YOUR GOAL: Your answer should be a single number: the count of lines that hold the word "this".

INFORMATION PROVIDED:
--------

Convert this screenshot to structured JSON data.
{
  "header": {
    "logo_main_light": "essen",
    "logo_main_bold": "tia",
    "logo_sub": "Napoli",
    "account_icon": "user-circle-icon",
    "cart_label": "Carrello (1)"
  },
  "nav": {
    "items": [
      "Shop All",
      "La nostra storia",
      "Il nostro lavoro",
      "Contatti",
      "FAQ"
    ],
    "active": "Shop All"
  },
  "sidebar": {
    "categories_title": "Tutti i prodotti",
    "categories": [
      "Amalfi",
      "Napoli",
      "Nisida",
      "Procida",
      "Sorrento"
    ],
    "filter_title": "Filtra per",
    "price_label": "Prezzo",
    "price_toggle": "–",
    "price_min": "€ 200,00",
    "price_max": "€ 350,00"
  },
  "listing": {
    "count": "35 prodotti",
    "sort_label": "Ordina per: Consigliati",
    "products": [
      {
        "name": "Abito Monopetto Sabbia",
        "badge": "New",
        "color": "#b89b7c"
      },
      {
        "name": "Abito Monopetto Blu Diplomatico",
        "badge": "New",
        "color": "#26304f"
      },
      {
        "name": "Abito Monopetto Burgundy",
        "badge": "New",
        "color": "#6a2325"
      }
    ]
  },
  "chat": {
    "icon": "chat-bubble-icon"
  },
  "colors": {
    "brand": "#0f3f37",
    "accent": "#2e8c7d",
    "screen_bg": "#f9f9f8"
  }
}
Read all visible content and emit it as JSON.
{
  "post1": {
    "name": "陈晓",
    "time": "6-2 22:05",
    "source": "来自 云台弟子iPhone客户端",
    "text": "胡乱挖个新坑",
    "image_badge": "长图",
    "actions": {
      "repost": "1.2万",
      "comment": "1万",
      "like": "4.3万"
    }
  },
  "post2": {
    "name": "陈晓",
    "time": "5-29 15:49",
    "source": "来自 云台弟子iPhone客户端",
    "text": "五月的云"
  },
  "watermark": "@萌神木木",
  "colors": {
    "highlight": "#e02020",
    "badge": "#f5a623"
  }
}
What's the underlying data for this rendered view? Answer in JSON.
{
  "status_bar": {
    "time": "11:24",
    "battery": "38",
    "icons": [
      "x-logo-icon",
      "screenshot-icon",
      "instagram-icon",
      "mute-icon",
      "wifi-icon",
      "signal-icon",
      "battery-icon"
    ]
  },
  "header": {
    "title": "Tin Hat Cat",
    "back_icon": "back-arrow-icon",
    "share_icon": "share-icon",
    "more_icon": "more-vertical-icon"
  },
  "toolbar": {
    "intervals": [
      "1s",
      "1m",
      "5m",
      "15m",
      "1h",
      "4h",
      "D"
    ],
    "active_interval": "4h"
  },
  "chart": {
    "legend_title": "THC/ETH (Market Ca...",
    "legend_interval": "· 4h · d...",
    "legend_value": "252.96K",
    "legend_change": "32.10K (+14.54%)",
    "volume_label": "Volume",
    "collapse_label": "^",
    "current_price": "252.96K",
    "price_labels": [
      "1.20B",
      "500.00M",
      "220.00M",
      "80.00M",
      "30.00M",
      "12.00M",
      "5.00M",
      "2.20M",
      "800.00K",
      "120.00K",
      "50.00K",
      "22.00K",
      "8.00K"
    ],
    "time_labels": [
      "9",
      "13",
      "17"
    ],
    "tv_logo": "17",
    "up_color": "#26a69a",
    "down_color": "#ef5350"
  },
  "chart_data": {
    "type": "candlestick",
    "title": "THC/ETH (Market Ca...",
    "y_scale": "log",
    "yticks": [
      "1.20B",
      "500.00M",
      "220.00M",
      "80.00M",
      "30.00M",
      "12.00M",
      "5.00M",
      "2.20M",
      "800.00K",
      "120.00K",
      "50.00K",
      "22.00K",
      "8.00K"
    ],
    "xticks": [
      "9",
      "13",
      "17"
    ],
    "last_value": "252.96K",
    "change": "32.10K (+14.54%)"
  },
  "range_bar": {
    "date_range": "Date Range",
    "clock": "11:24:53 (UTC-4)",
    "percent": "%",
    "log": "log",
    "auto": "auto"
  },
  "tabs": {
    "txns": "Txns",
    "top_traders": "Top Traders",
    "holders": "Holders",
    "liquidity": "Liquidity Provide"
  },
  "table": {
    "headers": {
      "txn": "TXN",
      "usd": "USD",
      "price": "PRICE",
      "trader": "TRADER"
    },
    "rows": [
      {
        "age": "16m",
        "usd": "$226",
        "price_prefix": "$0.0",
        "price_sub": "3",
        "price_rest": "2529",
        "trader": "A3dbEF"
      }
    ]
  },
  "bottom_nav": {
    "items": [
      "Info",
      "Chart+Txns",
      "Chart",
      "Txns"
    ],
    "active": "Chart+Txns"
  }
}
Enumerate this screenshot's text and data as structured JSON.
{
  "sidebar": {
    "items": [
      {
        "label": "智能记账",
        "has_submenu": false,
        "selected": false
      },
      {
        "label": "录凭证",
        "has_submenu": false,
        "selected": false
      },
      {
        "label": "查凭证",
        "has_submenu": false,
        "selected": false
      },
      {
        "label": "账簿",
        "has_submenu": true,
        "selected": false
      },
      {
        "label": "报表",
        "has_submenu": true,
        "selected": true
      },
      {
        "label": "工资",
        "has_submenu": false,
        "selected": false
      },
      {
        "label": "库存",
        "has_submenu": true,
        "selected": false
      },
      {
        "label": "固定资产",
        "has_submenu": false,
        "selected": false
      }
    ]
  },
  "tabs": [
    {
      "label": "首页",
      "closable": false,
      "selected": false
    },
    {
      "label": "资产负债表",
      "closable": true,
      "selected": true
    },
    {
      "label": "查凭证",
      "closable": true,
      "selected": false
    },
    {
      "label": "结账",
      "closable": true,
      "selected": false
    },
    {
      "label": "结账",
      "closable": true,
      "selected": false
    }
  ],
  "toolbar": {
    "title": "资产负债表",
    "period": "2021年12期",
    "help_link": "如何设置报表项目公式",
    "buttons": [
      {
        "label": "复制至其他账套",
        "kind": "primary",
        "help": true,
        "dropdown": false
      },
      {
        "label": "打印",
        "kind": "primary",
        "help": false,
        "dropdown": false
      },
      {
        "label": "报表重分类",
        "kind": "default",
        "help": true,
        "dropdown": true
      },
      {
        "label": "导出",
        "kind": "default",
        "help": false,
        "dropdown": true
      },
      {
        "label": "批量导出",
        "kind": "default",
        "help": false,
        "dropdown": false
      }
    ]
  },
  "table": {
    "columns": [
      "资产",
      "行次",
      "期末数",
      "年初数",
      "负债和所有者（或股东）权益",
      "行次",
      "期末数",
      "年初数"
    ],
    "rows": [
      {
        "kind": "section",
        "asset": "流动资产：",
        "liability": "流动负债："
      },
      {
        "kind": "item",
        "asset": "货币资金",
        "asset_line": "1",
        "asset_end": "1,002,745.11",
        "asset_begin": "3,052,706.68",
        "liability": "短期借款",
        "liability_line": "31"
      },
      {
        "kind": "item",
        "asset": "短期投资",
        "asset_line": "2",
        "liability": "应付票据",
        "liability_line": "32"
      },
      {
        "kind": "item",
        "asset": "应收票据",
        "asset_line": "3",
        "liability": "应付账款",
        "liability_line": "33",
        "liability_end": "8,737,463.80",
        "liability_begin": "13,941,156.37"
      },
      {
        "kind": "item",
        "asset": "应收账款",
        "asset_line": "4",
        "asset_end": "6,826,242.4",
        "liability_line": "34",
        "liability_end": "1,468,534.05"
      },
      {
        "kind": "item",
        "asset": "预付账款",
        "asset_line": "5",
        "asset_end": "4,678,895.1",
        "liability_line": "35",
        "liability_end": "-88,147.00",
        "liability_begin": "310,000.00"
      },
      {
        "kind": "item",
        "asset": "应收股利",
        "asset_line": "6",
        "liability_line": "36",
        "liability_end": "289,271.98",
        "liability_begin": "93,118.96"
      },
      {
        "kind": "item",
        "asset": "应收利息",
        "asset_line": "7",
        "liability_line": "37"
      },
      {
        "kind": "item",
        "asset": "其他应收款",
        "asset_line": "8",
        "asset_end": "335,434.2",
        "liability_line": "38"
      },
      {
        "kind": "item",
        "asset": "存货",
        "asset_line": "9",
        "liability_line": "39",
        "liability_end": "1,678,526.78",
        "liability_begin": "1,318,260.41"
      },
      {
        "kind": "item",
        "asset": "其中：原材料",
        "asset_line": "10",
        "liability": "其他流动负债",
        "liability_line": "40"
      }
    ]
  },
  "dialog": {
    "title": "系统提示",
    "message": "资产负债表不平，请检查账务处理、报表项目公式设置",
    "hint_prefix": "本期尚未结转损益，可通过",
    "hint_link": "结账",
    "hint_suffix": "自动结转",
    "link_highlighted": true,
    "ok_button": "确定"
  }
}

--------

ANSWER BELOW: 3